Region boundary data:

^^^^^^^^

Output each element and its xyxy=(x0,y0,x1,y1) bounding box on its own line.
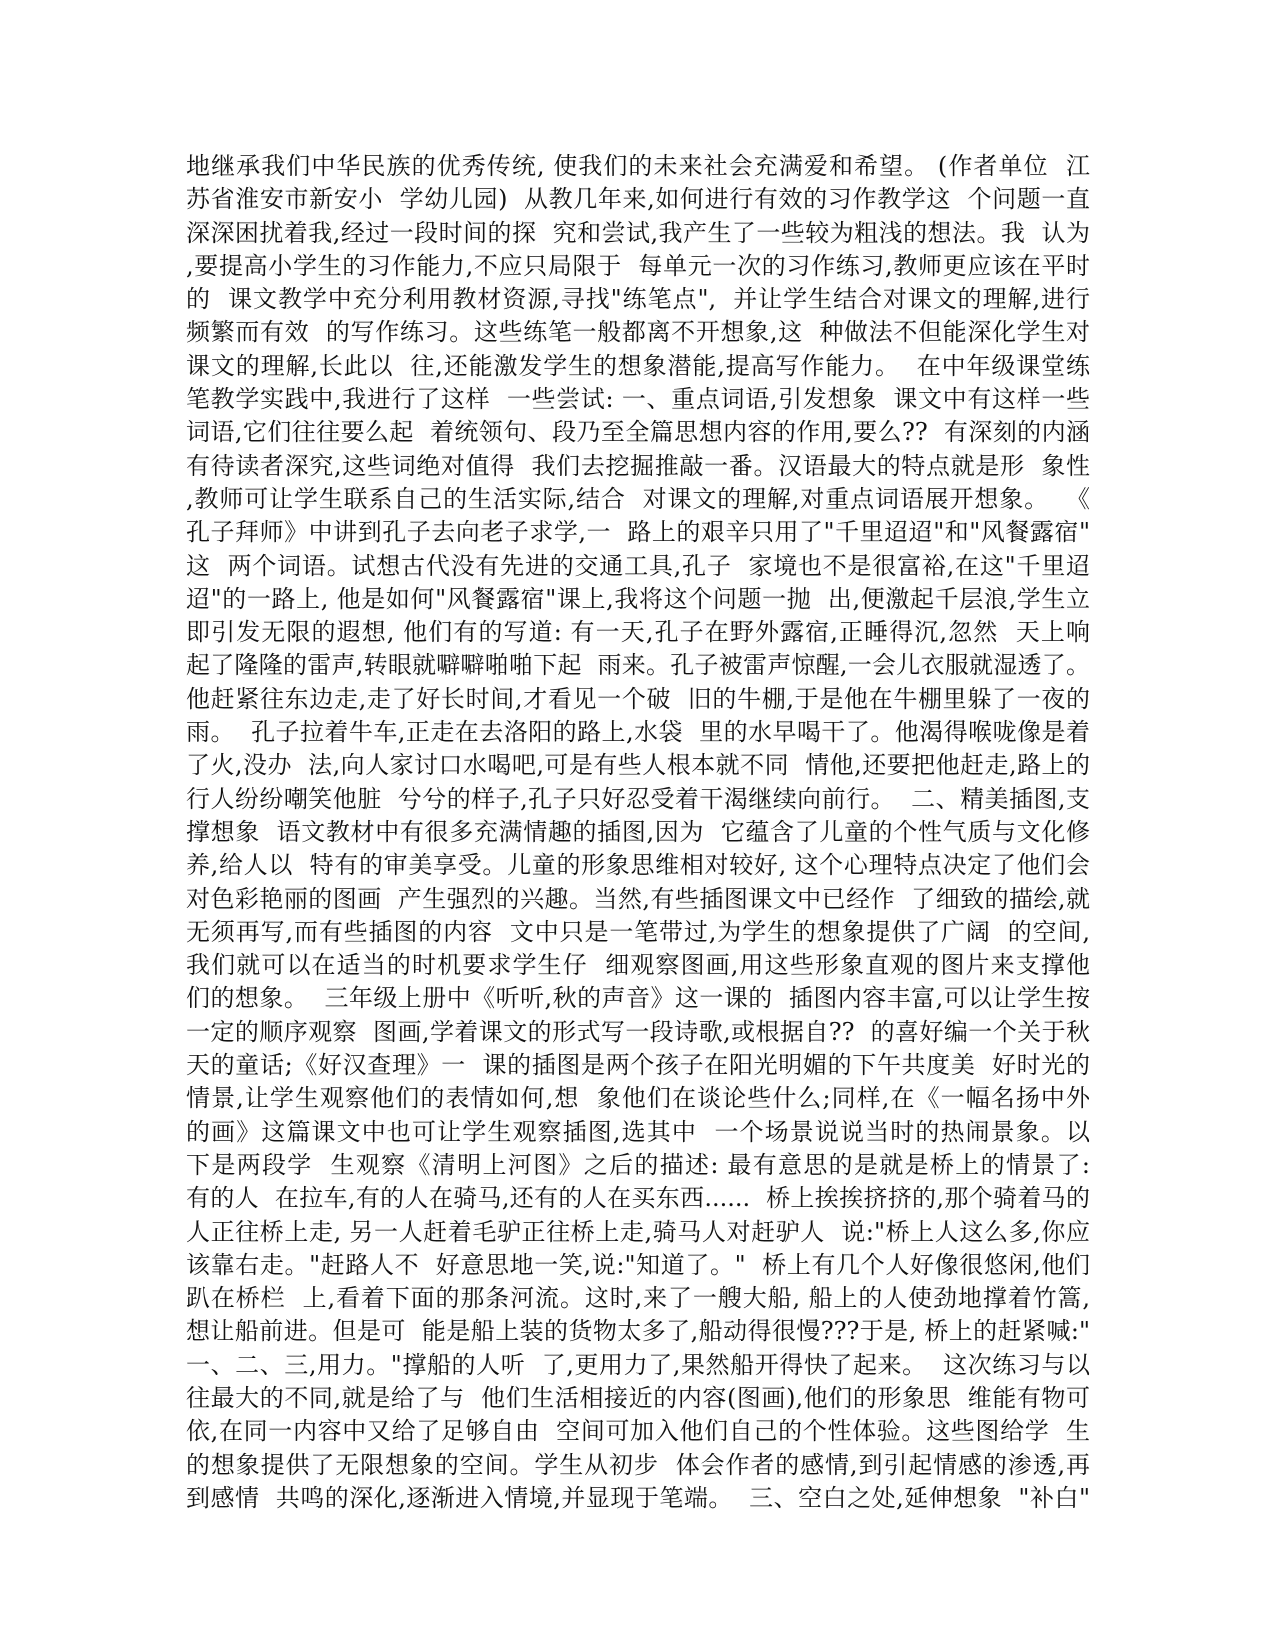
text-line-27: 一定的顺序观察 图画,学着课文的形式写一段诗歌,或根据自?? 的喜好编一个关于秋 xyxy=(186,1017,1090,1046)
text-line-1: 地继承我们中华民族的优秀传统, 使我们的未来社会充满爱和希望。 (作者单位 江 xyxy=(186,152,1090,180)
text-line-8: 笔教学实践中,我进行了这样 一些尝试: 一、重点词语,引发想象 课文中有这样一些 xyxy=(186,385,1090,414)
text-line-38: 往最大的不同,就是给了与 他们生活相接近的内容(图画),他们的形象思 维能有物可 xyxy=(186,1383,1090,1412)
text-line-13: 这 两个词语。试想古代没有先进的交通工具,孔子 家境也不是很富裕,在这"千里迢 xyxy=(186,551,1090,580)
text-line-35: 趴在桥栏 上,看着下面的那条河流。这时,来了一艘大船, 船上的人使劲地撑着竹篙, xyxy=(186,1284,1090,1313)
text-line-20: 行人纷纷嘲笑他脏 兮兮的样子,孔子只好忍受着干渴继续向前行。 二、精美插图,支 xyxy=(186,784,1090,813)
text-line-34: 该靠右走。"赶路人不 好意思地一笑,说:"知道了。" 桥上有几个人好像很悠闲,他们 xyxy=(186,1250,1090,1279)
text-line-19: 了火,没办 法,向人家讨口水喝吧,可是有些人根本就不同 情他,还要把他赶走,路上的 xyxy=(186,751,1090,780)
text-line-28: 天的童话;《好汉查理》一 课的插图是两个孩子在阳光明媚的下午共度美 好时光的 xyxy=(186,1051,1090,1080)
text-line-36: 想让船前进。但是可 能是船上装的货物太多了,船动得很慢???于是, 桥上的赶紧喊:" xyxy=(186,1317,1090,1346)
text-line-41: 到感情 共鸣的深化,逐渐进入情境,并显现于笔端。 三、空白之处,延伸想象 "补白" xyxy=(186,1483,1090,1512)
text-line-32: 有的人 在拉车,有的人在骑马,还有的人在买东西...... 桥上挨挨挤挤的,那个骑着马的 xyxy=(186,1184,1090,1213)
text-line-7: 课文的理解,长此以 往,还能激发学生的想象潜能,提高写作能力。 在中年级课堂练 xyxy=(186,351,1090,380)
text-line-17: 他赶紧往东边走,走了好长时间,才看见一个破 旧的牛棚,于是他在牛棚里躲了一夜的 xyxy=(186,684,1090,713)
text-line-30: 的画》这篇课文中也可让学生观察插图,选其中 一个场景说说当时的热闹景象。以 xyxy=(186,1117,1090,1146)
text-line-40: 的想象提供了无限想象的空间。学生从初步 体会作者的感情,到引起情感的渗透,再 xyxy=(186,1450,1090,1479)
text-line-12: 孔子拜师》中讲到孔子去向老子求学,一 路上的艰辛只用了"千里迢迢"和"风餐露宿" xyxy=(186,518,1090,547)
text-line-22: 养,给人以 特有的审美享受。儿童的形象思维相对较好, 这个心理特点决定了他们会 xyxy=(186,851,1090,880)
text-line-18: 雨。 孔子拉着牛车,正走在去洛阳的路上,水袋 里的水早喝干了。他渴得喉咙像是着 xyxy=(186,718,1090,747)
text-line-4: ,要提高小学生的习作能力,不应只局限于 每单元一次的习作练习,教师更应该在平时 xyxy=(186,251,1090,280)
text-line-21: 撑想象 语文教材中有很多充满情趣的插图,因为 它蕴含了儿童的个性气质与文化修 xyxy=(186,817,1090,846)
text-line-11: ,教师可让学生联系自己的生活实际,结合 对课文的理解,对重点词语展开想象。 《 xyxy=(186,484,1090,513)
body-text xyxy=(186,150,1090,1515)
text-line-23: 对色彩艳丽的图画 产生强烈的兴趣。当然,有些插图课文中已经作 了细致的描绘,就 xyxy=(186,884,1090,913)
text-line-9: 词语,它们往往要么起 着统领句、段乃至全篇思想内容的作用,要么?? 有深刻的内涵 xyxy=(186,418,1090,447)
text-line-29: 情景,让学生观察他们的表情如何,想 象他们在谈论些什么;同样,在《一幅名扬中外 xyxy=(186,1084,1090,1113)
text-line-31: 下是两段学 生观察《清明上河图》之后的描述: 最有意思的是就是桥上的情景了: xyxy=(186,1150,1090,1179)
text-line-14: 迢"的一路上, 他是如何"风餐露宿"课上,我将这个问题一抛 出,便激起千层浪,学生立 xyxy=(186,584,1090,613)
text-line-6: 频繁而有效 的写作练习。这些练笔一般都离不开想象,这 种做法不但能深化学生对 xyxy=(186,318,1090,347)
text-line-5: 的 课文教学中充分利用教材资源,寻找"练笔点", 并让学生结合对课文的理解,进行 xyxy=(186,285,1090,314)
text-line-26: 们的想象。 三年级上册中《听听,秋的声音》这一课的 插图内容丰富,可以让学生按 xyxy=(186,984,1090,1013)
text-line-15: 即引发无限的遐想, 他们有的写道: 有一天,孔子在野外露宿,正睡得沉,忽然 天上响 xyxy=(186,618,1090,647)
text-line-39: 依,在同一内容中又给了足够自由 空间可加入他们自己的个性体验。这些图给学 生 xyxy=(186,1417,1090,1446)
text-line-25: 我们就可以在适当的时机要求学生仔 细观察图画,用这些形象直观的图片来支撑他 xyxy=(186,951,1090,980)
text-line-24: 无须再写,而有些插图的内容 文中只是一笔带过,为学生的想象提供了广阔 的空间, xyxy=(186,917,1090,946)
text-line-37: 一、二、三,用力。"撑船的人听 了,更用力了,果然船开得快了起来。 这次练习与以 xyxy=(186,1350,1090,1379)
text-line-10: 有待读者深究,这些词绝对值得 我们去挖掘推敲一番。汉语最大的特点就是形 象性 xyxy=(186,451,1090,480)
text-line-2: 苏省淮安市新安小 学幼儿园) 从教几年来,如何进行有效的习作教学这 个问题一直 xyxy=(186,185,1090,214)
text-line-33: 人正往桥上走, 另一人赶着毛驴正往桥上走,骑马人对赶驴人 说:"桥上人这么多,你应 xyxy=(186,1217,1090,1246)
text-line-16: 起了隆隆的雷声,转眼就噼噼啪啪下起 雨来。孔子被雷声惊醒,一会儿衣服就湿透了。 xyxy=(186,651,1090,680)
text-line-3: 深深困扰着我,经过一段时间的探 究和尝试,我产生了一些较为粗浅的想法。我 认为 xyxy=(186,218,1090,247)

^^^^^^^^

_SHORT PROBLEM_. Render each line of the data above as a numbered list, leaving out blank lines and any pictures.

_ANSWER BELOW_.
1. Output each element and its xyxy=(x0,y0,x1,y1) bounding box on its own line.
2. text-line-27: 一定的顺序观察 图画,学着课文的形式写一段诗歌,或根据自?? 的喜好编一个关于秋 xyxy=(186,1017,1090,1046)
3. text-line-1: 地继承我们中华民族的优秀传统, 使我们的未来社会充满爱和希望。 (作者单位 江 xyxy=(186,152,1090,180)
4. text-line-8: 笔教学实践中,我进行了这样 一些尝试: 一、重点词语,引发想象 课文中有这样一些 xyxy=(186,385,1090,414)
5. text-line-38: 往最大的不同,就是给了与 他们生活相接近的内容(图画),他们的形象思 维能有物可 xyxy=(186,1383,1090,1412)
6. text-line-13: 这 两个词语。试想古代没有先进的交通工具,孔子 家境也不是很富裕,在这"千里迢 xyxy=(186,551,1090,580)
7. text-line-35: 趴在桥栏 上,看着下面的那条河流。这时,来了一艘大船, 船上的人使劲地撑着竹篙, xyxy=(186,1284,1090,1313)
8. text-line-20: 行人纷纷嘲笑他脏 兮兮的样子,孔子只好忍受着干渴继续向前行。 二、精美插图,支 xyxy=(186,784,1090,813)
9. text-line-34: 该靠右走。"赶路人不 好意思地一笑,说:"知道了。" 桥上有几个人好像很悠闲,他们 xyxy=(186,1250,1090,1279)
10. text-line-19: 了火,没办 法,向人家讨口水喝吧,可是有些人根本就不同 情他,还要把他赶走,路上的 xyxy=(186,751,1090,780)
11. text-line-28: 天的童话;《好汉查理》一 课的插图是两个孩子在阳光明媚的下午共度美 好时光的 xyxy=(186,1051,1090,1080)
12. text-line-36: 想让船前进。但是可 能是船上装的货物太多了,船动得很慢???于是, 桥上的赶紧喊:" xyxy=(186,1317,1090,1346)
13. text-line-41: 到感情 共鸣的深化,逐渐进入情境,并显现于笔端。 三、空白之处,延伸想象 "补白" xyxy=(186,1483,1090,1512)
14. text-line-32: 有的人 在拉车,有的人在骑马,还有的人在买东西...... 桥上挨挨挤挤的,那个骑着马的 xyxy=(186,1184,1090,1213)
15. text-line-7: 课文的理解,长此以 往,还能激发学生的想象潜能,提高写作能力。 在中年级课堂练 xyxy=(186,351,1090,380)
16. text-line-17: 他赶紧往东边走,走了好长时间,才看见一个破 旧的牛棚,于是他在牛棚里躲了一夜的 xyxy=(186,684,1090,713)
17. text-line-30: 的画》这篇课文中也可让学生观察插图,选其中 一个场景说说当时的热闹景象。以 xyxy=(186,1117,1090,1146)
18. text-line-40: 的想象提供了无限想象的空间。学生从初步 体会作者的感情,到引起情感的渗透,再 xyxy=(186,1450,1090,1479)
19. text-line-12: 孔子拜师》中讲到孔子去向老子求学,一 路上的艰辛只用了"千里迢迢"和"风餐露宿" xyxy=(186,518,1090,547)
20. text-line-22: 养,给人以 特有的审美享受。儿童的形象思维相对较好, 这个心理特点决定了他们会 xyxy=(186,851,1090,880)
21. text-line-18: 雨。 孔子拉着牛车,正走在去洛阳的路上,水袋 里的水早喝干了。他渴得喉咙像是着 xyxy=(186,718,1090,747)
22. text-line-4: ,要提高小学生的习作能力,不应只局限于 每单元一次的习作练习,教师更应该在平时 xyxy=(186,251,1090,280)
23. text-line-21: 撑想象 语文教材中有很多充满情趣的插图,因为 它蕴含了儿童的个性气质与文化修 xyxy=(186,817,1090,846)
24. text-line-11: ,教师可让学生联系自己的生活实际,结合 对课文的理解,对重点词语展开想象。 《 xyxy=(186,484,1090,513)
25. body-text xyxy=(186,150,1090,1515)
26. text-line-23: 对色彩艳丽的图画 产生强烈的兴趣。当然,有些插图课文中已经作 了细致的描绘,就 xyxy=(186,884,1090,913)
27. text-line-9: 词语,它们往往要么起 着统领句、段乃至全篇思想内容的作用,要么?? 有深刻的内涵 xyxy=(186,418,1090,447)
28. text-line-29: 情景,让学生观察他们的表情如何,想 象他们在谈论些什么;同样,在《一幅名扬中外 xyxy=(186,1084,1090,1113)
29. text-line-31: 下是两段学 生观察《清明上河图》之后的描述: 最有意思的是就是桥上的情景了: xyxy=(186,1150,1090,1179)
30. text-line-14: 迢"的一路上, 他是如何"风餐露宿"课上,我将这个问题一抛 出,便激起千层浪,学生立 xyxy=(186,584,1090,613)
31. text-line-6: 频繁而有效 的写作练习。这些练笔一般都离不开想象,这 种做法不但能深化学生对 xyxy=(186,318,1090,347)
32. text-line-5: 的 课文教学中充分利用教材资源,寻找"练笔点", 并让学生结合对课文的理解,进行 xyxy=(186,285,1090,314)
33. text-line-26: 们的想象。 三年级上册中《听听,秋的声音》这一课的 插图内容丰富,可以让学生按 xyxy=(186,984,1090,1013)
34. text-line-15: 即引发无限的遐想, 他们有的写道: 有一天,孔子在野外露宿,正睡得沉,忽然 天上响 xyxy=(186,618,1090,647)
35. text-line-39: 依,在同一内容中又给了足够自由 空间可加入他们自己的个性体验。这些图给学 生 xyxy=(186,1417,1090,1446)
36. text-line-25: 我们就可以在适当的时机要求学生仔 细观察图画,用这些形象直观的图片来支撑他 xyxy=(186,951,1090,980)
37. text-line-24: 无须再写,而有些插图的内容 文中只是一笔带过,为学生的想象提供了广阔 的空间, xyxy=(186,917,1090,946)
38. text-line-37: 一、二、三,用力。"撑船的人听 了,更用力了,果然船开得快了起来。 这次练习与以 xyxy=(186,1350,1090,1379)
39. text-line-10: 有待读者深究,这些词绝对值得 我们去挖掘推敲一番。汉语最大的特点就是形 象性 xyxy=(186,451,1090,480)
40. text-line-2: 苏省淮安市新安小 学幼儿园) 从教几年来,如何进行有效的习作教学这 个问题一直 xyxy=(186,185,1090,214)
41. text-line-33: 人正往桥上走, 另一人赶着毛驴正往桥上走,骑马人对赶驴人 说:"桥上人这么多,你应 xyxy=(186,1217,1090,1246)
42. text-line-16: 起了隆隆的雷声,转眼就噼噼啪啪下起 雨来。孔子被雷声惊醒,一会儿衣服就湿透了。 xyxy=(186,651,1090,680)
43. text-line-3: 深深困扰着我,经过一段时间的探 究和尝试,我产生了一些较为粗浅的想法。我 认为 xyxy=(186,218,1090,247)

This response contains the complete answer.